┌────────

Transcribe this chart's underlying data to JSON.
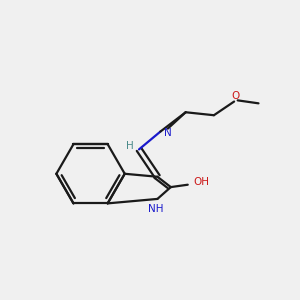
{
  "background_color": "#f0f0f0",
  "bond_color": "#1a1a1a",
  "n_color": "#1a1acc",
  "o_color": "#cc1a1a",
  "teal_color": "#4a8a8a",
  "line_width": 1.6,
  "figsize": [
    3.0,
    3.0
  ],
  "dpi": 100,
  "xlim": [
    0,
    10
  ],
  "ylim": [
    0,
    10
  ]
}
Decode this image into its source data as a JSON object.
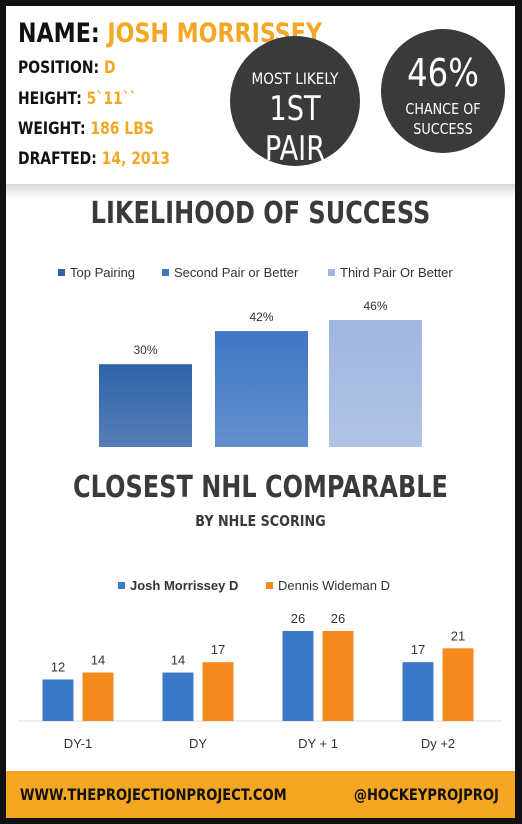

└────────

WHAT YOU NEED TO DO
Make an exact copy of every record, pictures excluded.

REPLY
Transcribe this chart's underlying data to JSON.
{
  "background_color": "#f0f0f0",
  "bond_color": "#1a1a1a",
  "n_color": "#1a1acc",
  "o_color": "#cc1a1a",
  "teal_color": "#4a8a8a",
  "line_width": 1.6,
  "figsize": [
    3.0,
    3.0
  ],
  "dpi": 100,
  "xlim": [
    0,
    10
  ],
  "ylim": [
    0,
    10
  ]
}
Decode this image into its source data as a JSON object.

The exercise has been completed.